## Set problem
Count how many lines hold the string "Head", and give only that number.
= = = =
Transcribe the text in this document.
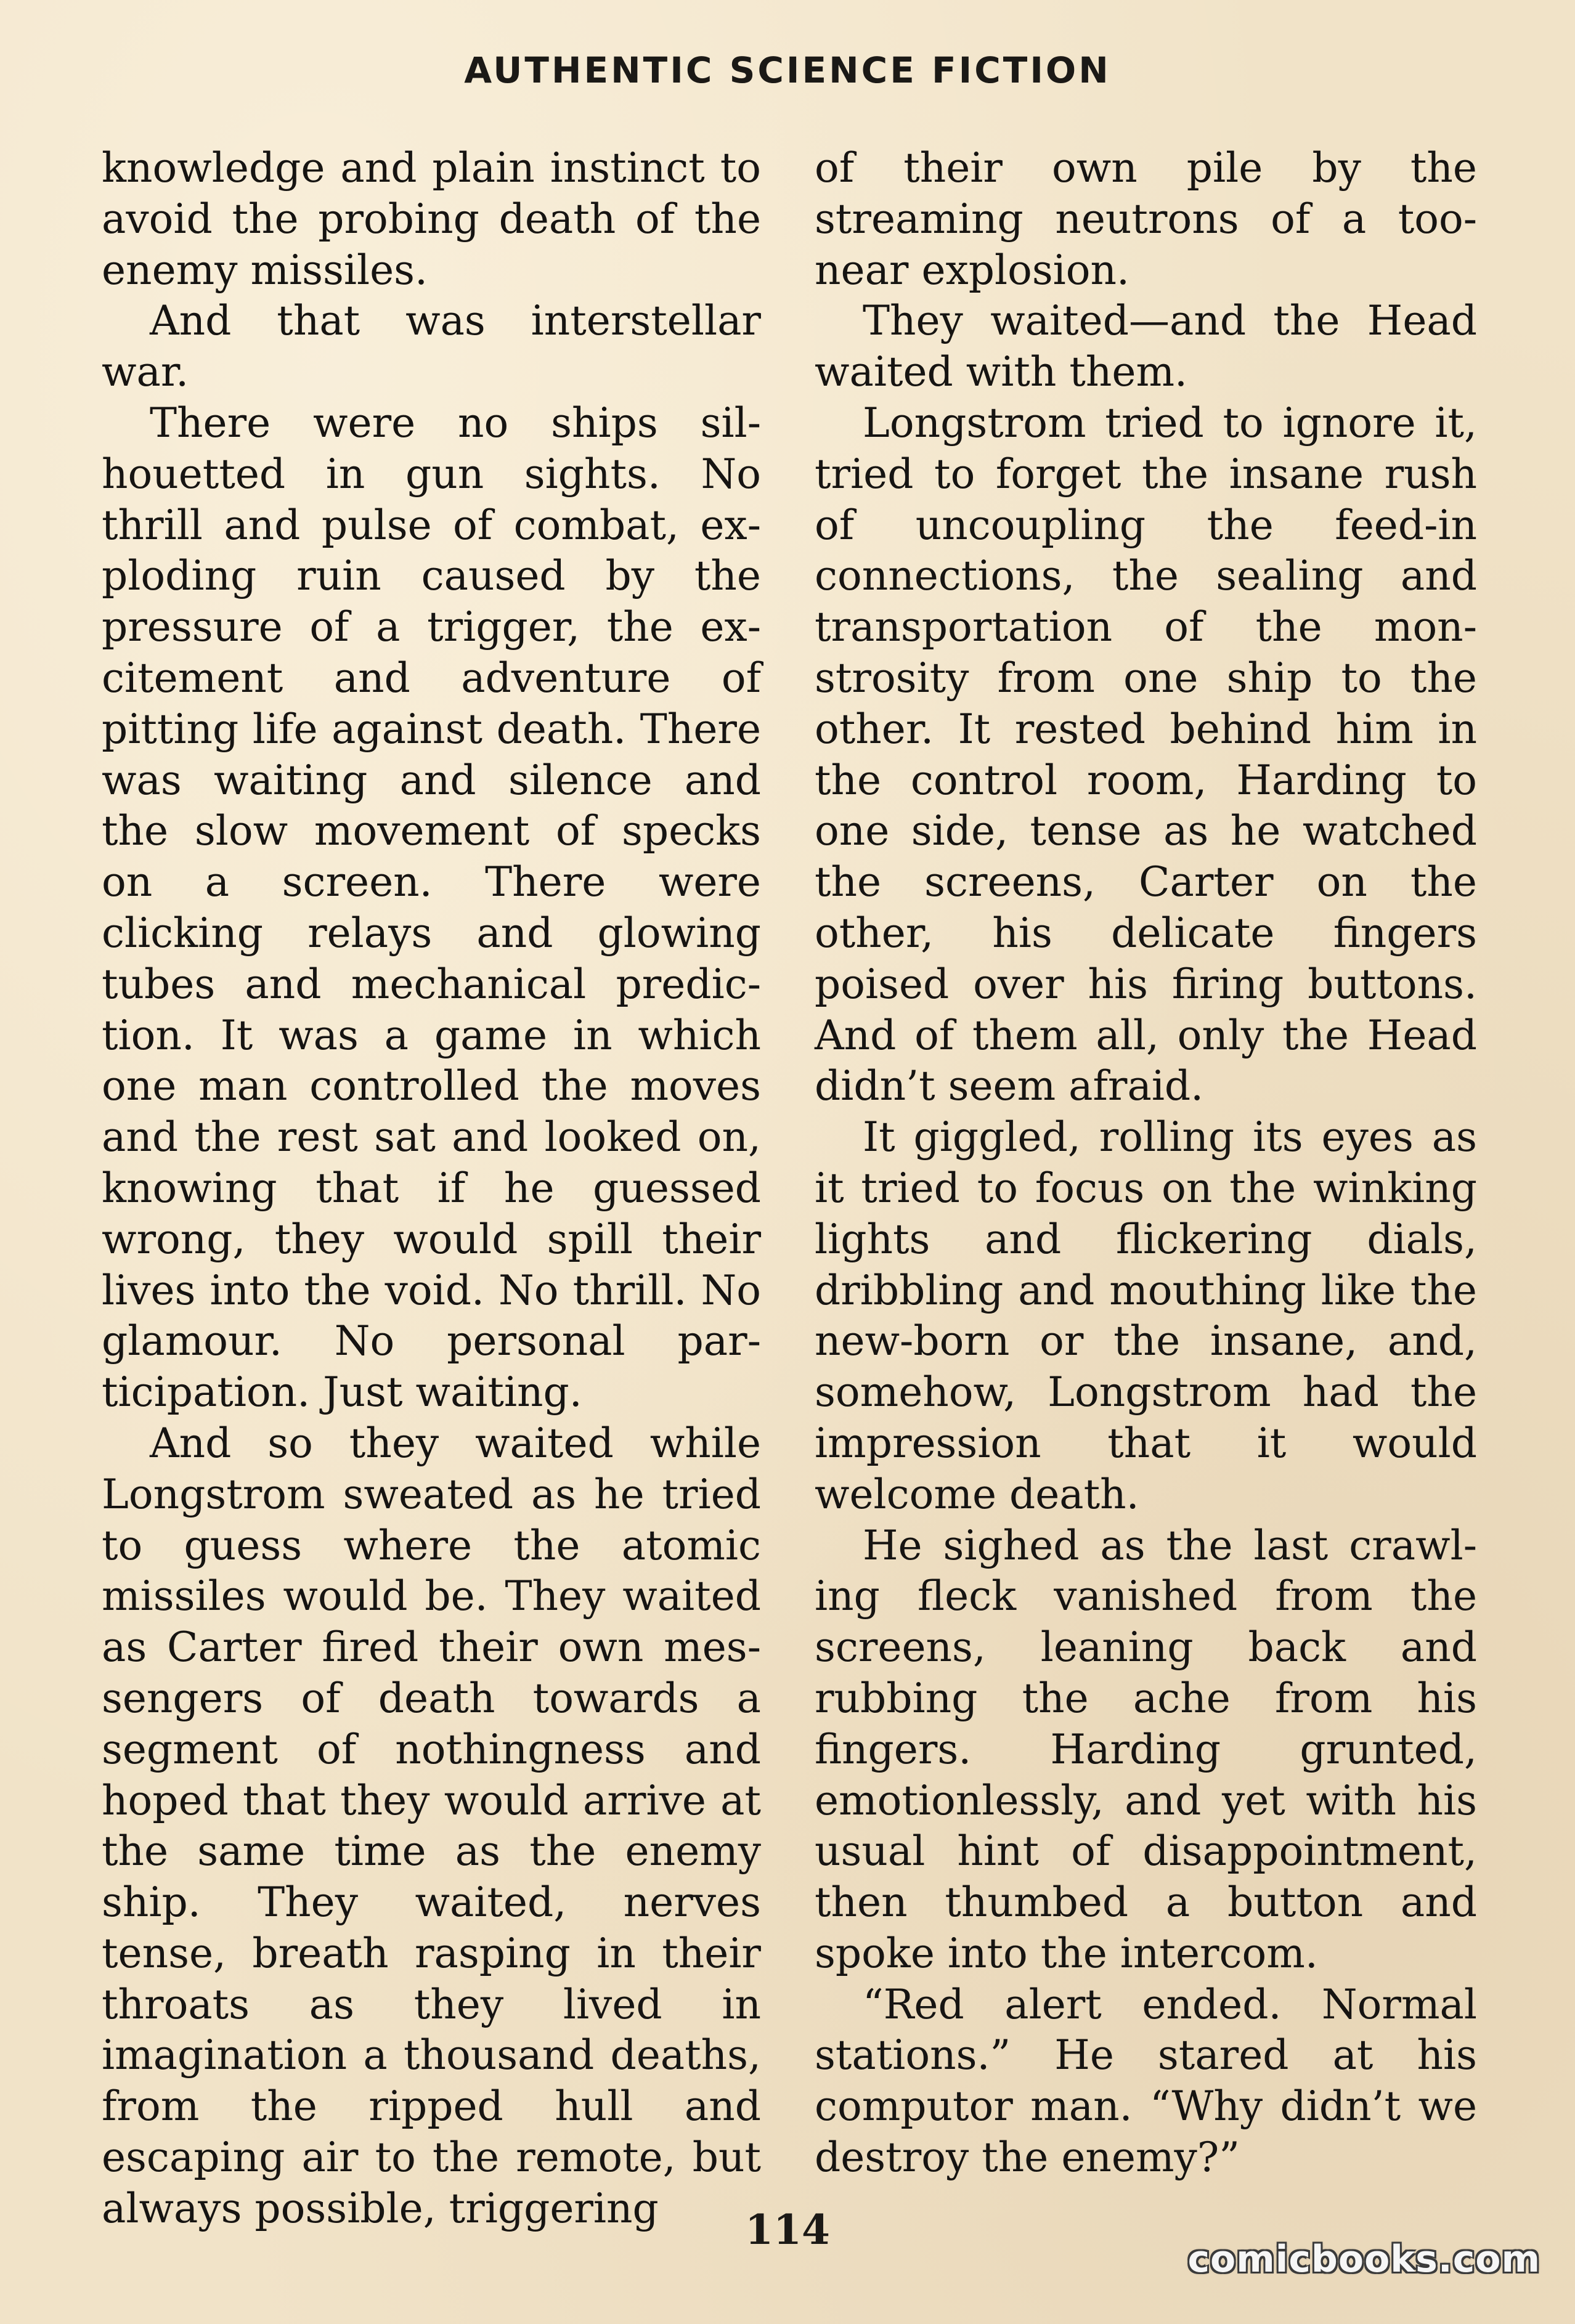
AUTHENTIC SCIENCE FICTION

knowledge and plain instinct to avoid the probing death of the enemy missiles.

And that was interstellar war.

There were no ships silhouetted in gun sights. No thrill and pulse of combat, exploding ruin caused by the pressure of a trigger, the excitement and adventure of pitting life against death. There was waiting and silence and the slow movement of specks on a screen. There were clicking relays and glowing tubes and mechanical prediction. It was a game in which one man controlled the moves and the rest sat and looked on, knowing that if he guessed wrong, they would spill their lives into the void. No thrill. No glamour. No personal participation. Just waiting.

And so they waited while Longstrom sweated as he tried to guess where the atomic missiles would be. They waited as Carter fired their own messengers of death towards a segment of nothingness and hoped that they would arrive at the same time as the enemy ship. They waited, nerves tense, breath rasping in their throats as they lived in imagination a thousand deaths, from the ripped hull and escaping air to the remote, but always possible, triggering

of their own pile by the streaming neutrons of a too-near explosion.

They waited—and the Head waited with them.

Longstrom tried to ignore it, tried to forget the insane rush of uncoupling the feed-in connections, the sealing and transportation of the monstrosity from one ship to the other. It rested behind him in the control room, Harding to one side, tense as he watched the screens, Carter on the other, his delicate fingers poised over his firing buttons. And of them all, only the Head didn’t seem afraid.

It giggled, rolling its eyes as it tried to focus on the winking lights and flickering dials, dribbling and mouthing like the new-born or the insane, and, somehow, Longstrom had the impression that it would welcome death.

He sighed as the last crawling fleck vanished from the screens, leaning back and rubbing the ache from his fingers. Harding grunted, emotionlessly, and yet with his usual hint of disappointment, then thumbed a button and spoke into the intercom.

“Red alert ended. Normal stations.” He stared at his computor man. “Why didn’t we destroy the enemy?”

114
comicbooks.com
= = = =
## Task result
2